>> Begin

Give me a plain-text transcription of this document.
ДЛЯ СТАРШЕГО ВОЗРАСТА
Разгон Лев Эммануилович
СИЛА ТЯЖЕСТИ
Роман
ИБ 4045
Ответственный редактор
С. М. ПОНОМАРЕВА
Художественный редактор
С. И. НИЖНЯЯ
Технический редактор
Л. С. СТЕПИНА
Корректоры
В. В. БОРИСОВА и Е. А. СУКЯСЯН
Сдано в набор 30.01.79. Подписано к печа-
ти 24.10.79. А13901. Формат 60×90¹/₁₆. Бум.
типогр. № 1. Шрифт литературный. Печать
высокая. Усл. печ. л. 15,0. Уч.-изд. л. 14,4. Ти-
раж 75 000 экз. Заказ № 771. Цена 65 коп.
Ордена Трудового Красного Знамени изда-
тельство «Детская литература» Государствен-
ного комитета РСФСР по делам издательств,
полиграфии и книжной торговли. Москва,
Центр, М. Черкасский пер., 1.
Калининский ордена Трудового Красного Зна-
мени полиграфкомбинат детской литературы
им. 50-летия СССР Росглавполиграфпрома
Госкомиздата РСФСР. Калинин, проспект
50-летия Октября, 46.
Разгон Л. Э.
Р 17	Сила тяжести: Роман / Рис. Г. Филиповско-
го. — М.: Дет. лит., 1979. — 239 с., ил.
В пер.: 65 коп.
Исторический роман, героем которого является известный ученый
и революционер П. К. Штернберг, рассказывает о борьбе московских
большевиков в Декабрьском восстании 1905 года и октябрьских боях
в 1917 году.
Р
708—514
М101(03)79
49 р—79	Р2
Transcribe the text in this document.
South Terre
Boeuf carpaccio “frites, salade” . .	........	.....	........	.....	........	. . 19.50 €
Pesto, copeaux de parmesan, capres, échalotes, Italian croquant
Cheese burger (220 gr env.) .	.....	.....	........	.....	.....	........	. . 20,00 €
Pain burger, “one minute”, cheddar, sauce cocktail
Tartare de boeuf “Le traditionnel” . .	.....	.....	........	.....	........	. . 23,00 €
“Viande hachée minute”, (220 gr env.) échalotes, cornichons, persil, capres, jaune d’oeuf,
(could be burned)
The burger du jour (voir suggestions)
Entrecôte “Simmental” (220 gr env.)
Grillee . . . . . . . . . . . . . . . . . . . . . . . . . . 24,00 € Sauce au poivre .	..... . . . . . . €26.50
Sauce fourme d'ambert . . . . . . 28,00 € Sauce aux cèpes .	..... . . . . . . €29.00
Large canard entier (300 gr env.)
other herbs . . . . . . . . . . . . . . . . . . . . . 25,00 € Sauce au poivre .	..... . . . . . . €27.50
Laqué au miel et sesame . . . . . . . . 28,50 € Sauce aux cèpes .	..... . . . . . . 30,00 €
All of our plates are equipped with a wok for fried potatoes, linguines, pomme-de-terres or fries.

>> End

The records above should be restated word for word, please.

--- Response to this exercise ---
Give me a plain-text transcription of this document.
ДЛЯ СТАРШЕГО ВОЗРАСТА
Разгон Лев Эммануилович
СИЛА ТЯЖЕСТИ
Роман
ИБ 4045
Ответственный редактор
С. М. ПОНОМАРЕВА
Художественный редактор
С. И. НИЖНЯЯ
Технический редактор
Л. С. СТЕПИНА
Корректоры
В. В. БОРИСОВА и Е. А. СУКЯСЯН
Сдано в набор 30.01.79. Подписано к печа-
ти 24.10.79. А13901. Формат 60×90¹/₁₆. Бум.
типогр. № 1. Шрифт литературный. Печать
высокая. Усл. печ. л. 15,0. Уч.-изд. л. 14,4. Ти-
раж 75 000 экз. Заказ № 771. Цена 65 коп.
Ордена Трудового Красного Знамени изда-
тельство «Детская литература» Государствен-
ного комитета РСФСР по делам издательств,
полиграфии и книжной торговли. Москва,
Центр, М. Черкасский пер., 1.
Калининский ордена Трудового Красного Зна-
мени полиграфкомбинат детской литературы
им. 50-летия СССР Росглавполиграфпрома
Госкомиздата РСФСР. Калинин, проспект
50-летия Октября, 46.
Разгон Л. Э.
Р 17	Сила тяжести: Роман / Рис. Г. Филиповско-
го. — М.: Дет. лит., 1979. — 239 с., ил.
В пер.: 65 коп.
Исторический роман, героем которого является известный ученый
и революционер П. К. Штернберг, рассказывает о борьбе московских
большевиков в Декабрьском восстании 1905 года и октябрьских боях
в 1917 году.
Р
708—514
М101(03)79
49 р—79	Р2
Transcribe the text in this document.
South Terre
Boeuf carpaccio “frites, salade” . .	........	.....	........	.....	........	. . 19.50 €
Pesto, copeaux de parmesan, capres, échalotes, Italian croquant
Cheese burger (220 gr env.) .	.....	.....	........	.....	.....	........	. . 20,00 €
Pain burger, “one minute”, cheddar, sauce cocktail
Tartare de boeuf “Le traditionnel” . .	.....	.....	........	.....	........	. . 23,00 €
“Viande hachée minute”, (220 gr env.) échalotes, cornichons, persil, capres, jaune d’oeuf,
(could be burned)
The burger du jour (voir suggestions)
Entrecôte “Simmental” (220 gr env.)
Grillee . . . . . . . . . . . . . . . . . . . . . . . . . . 24,00 € Sauce au poivre .	..... . . . . . . €26.50
Sauce fourme d'ambert . . . . . . 28,00 € Sauce aux cèpes .	..... . . . . . . €29.00
Large canard entier (300 gr env.)
other herbs . . . . . . . . . . . . . . . . . . . . . 25,00 € Sauce au poivre .	..... . . . . . . €27.50
Laqué au miel et sesame . . . . . . . . 28,50 € Sauce aux cèpes .	..... . . . . . . 30,00 €
All of our plates are equipped with a wok for fried potatoes, linguines, pomme-de-terres or fries.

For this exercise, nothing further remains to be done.